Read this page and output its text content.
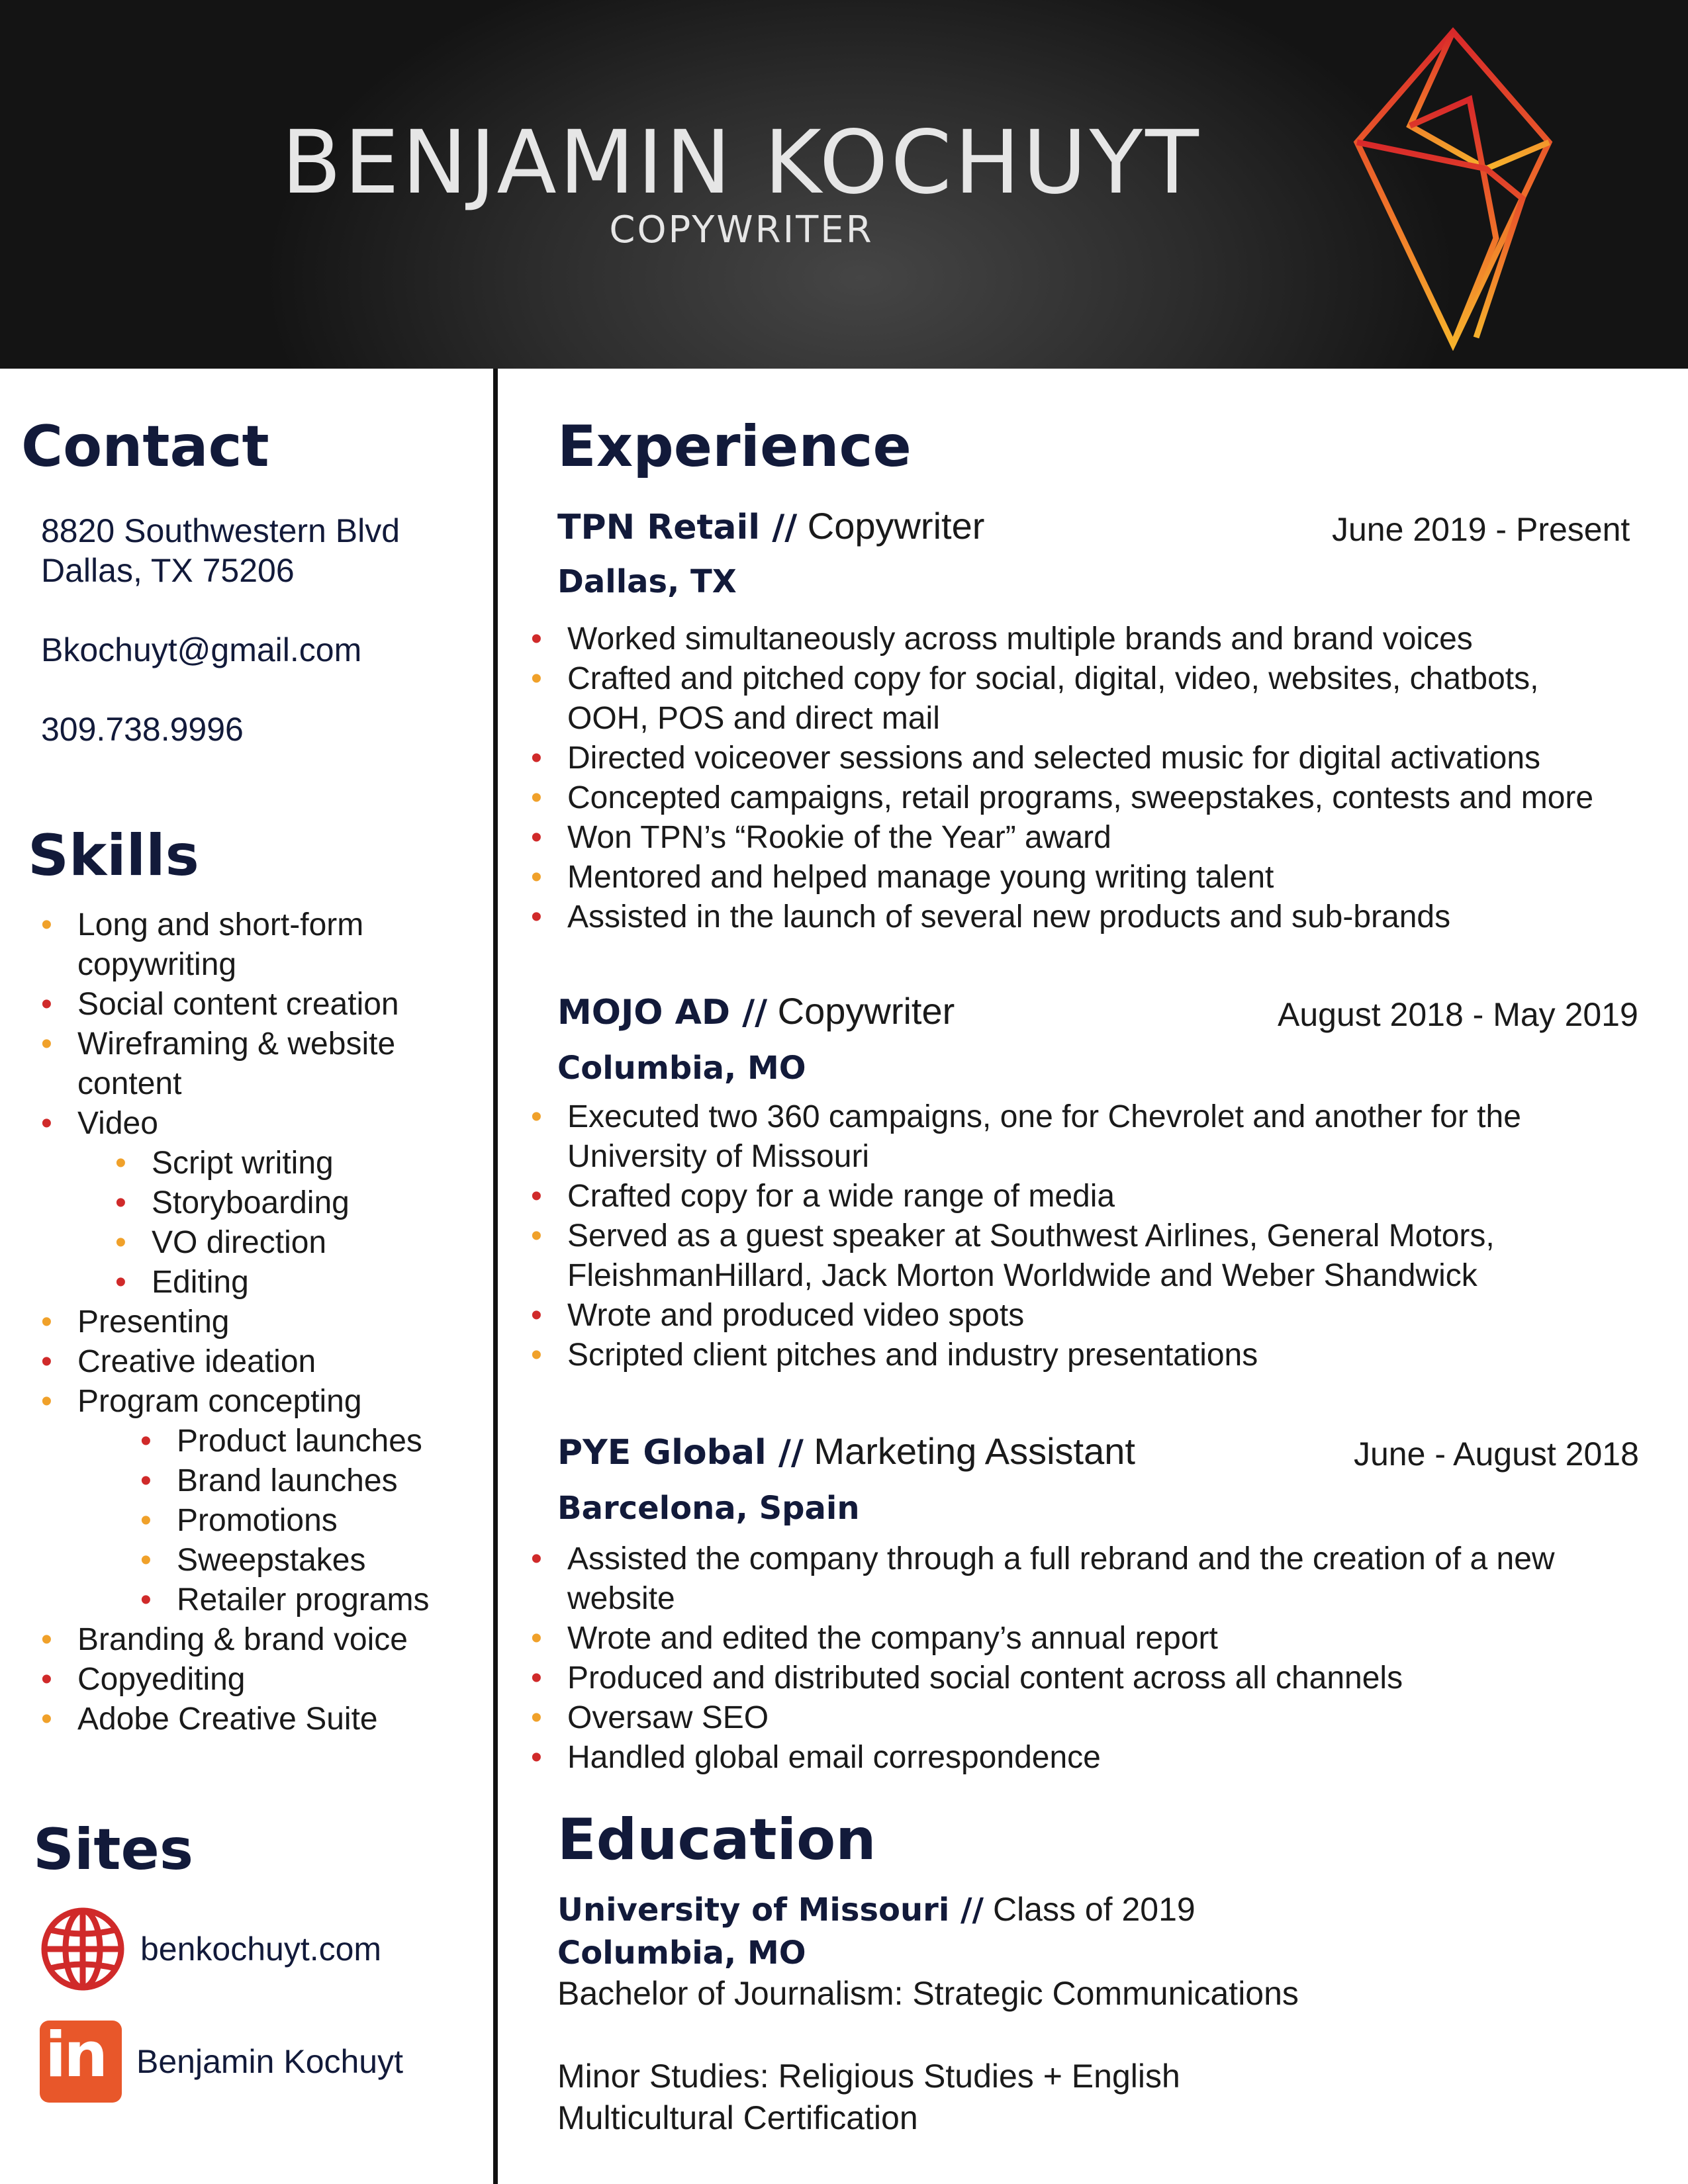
BENJAMIN KOCHUYT
COPYWRITER
Contact
8820 Southwestern Blvd
Dallas, TX 75206
Bkochuyt@gmail.com
309.738.9996
Skills
• Long and short-form
copywriting
• Social content creation
• Wireframing & website
content
• Video
• Script writing
• Storyboarding
• VO direction
• Editing
• Presenting
• Creative ideation
• Program concepting
• Product launches
• Brand launches
• Promotions
• Sweepstakes
• Retailer programs
• Branding & brand voice
• Copyediting
• Adobe Creative Suite
Sites
benkochuyt.com
in Benjamin Kochuyt
Experience
TPN Retail // Copywriter	June 2019 - Present
Dallas, TX
• Worked simultaneously across multiple brands and brand voices
• Crafted and pitched copy for social, digital, video, websites, chatbots,
OOH, POS and direct mail
• Directed voiceover sessions and selected music for digital activations
• Concepted campaigns, retail programs, sweepstakes, contests and more
• Won TPN’s “Rookie of the Year” award
• Mentored and helped manage young writing talent
• Assisted in the launch of several new products and sub-brands
MOJO AD // Copywriter	August 2018 - May 2019
Columbia, MO
• Executed two 360 campaigns, one for Chevrolet and another for the
University of Missouri
• Crafted copy for a wide range of media
• Served as a guest speaker at Southwest Airlines, General Motors,
FleishmanHillard, Jack Morton Worldwide and Weber Shandwick
• Wrote and produced video spots
• Scripted client pitches and industry presentations
PYE Global // Marketing Assistant	June - August 2018
Barcelona, Spain
• Assisted the company through a full rebrand and the creation of a new
website
• Wrote and edited the company’s annual report
• Produced and distributed social content across all channels
• Oversaw SEO
• Handled global email correspondence
Education
University of Missouri // Class of 2019
Columbia, MO
Bachelor of Journalism: Strategic Communications
Minor Studies: Religious Studies + English
Multicultural Certification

### TASK GOAL
Your answer should be a single number: the count of lines in the data that include the word "Creative".

### TASK RESPONSE
2